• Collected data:
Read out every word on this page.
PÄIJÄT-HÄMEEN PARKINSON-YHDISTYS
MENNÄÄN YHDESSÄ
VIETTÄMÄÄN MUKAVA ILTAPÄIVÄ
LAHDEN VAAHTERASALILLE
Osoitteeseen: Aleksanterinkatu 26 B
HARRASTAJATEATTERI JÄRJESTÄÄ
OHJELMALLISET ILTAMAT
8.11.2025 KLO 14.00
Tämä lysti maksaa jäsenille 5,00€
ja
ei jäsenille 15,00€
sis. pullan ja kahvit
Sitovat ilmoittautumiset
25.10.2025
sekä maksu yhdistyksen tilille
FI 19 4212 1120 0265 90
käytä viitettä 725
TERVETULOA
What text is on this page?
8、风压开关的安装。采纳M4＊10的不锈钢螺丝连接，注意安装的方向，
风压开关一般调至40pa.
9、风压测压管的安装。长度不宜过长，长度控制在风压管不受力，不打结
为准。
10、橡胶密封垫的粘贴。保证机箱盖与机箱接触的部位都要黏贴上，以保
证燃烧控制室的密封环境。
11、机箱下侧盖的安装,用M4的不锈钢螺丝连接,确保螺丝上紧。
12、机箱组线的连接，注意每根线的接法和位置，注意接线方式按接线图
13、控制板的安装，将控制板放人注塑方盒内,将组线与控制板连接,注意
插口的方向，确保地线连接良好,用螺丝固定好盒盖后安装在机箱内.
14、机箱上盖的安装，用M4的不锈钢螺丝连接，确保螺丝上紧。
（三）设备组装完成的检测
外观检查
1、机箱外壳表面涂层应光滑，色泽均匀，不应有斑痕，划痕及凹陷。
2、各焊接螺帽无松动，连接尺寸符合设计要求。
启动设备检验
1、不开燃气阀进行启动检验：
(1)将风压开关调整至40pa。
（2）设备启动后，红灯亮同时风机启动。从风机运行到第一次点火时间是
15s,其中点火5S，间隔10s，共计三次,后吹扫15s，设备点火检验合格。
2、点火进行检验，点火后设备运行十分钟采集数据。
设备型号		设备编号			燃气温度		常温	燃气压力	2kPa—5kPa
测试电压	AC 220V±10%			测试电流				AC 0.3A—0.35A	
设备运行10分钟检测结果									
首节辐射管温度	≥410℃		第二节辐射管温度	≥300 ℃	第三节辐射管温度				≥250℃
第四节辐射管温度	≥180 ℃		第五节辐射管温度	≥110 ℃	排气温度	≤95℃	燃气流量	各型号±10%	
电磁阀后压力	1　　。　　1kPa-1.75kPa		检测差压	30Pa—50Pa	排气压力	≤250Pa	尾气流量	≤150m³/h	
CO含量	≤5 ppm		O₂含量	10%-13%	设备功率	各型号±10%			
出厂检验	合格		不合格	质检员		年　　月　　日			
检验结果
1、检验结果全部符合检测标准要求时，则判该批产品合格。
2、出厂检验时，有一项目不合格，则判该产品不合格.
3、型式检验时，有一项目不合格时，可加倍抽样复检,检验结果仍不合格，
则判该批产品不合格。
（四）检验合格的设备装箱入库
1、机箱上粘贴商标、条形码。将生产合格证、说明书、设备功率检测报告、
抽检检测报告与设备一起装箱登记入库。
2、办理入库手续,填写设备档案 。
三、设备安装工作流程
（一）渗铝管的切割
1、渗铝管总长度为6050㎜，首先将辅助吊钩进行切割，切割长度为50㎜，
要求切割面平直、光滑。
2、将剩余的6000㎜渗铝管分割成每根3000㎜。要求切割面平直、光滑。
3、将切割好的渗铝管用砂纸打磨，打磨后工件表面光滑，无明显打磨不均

• TO DO:
Work out the number of lines in this listing that include the word "确保螺丝上紧". Reply with that number only.

• RESPONSE TO THIS TASK:
2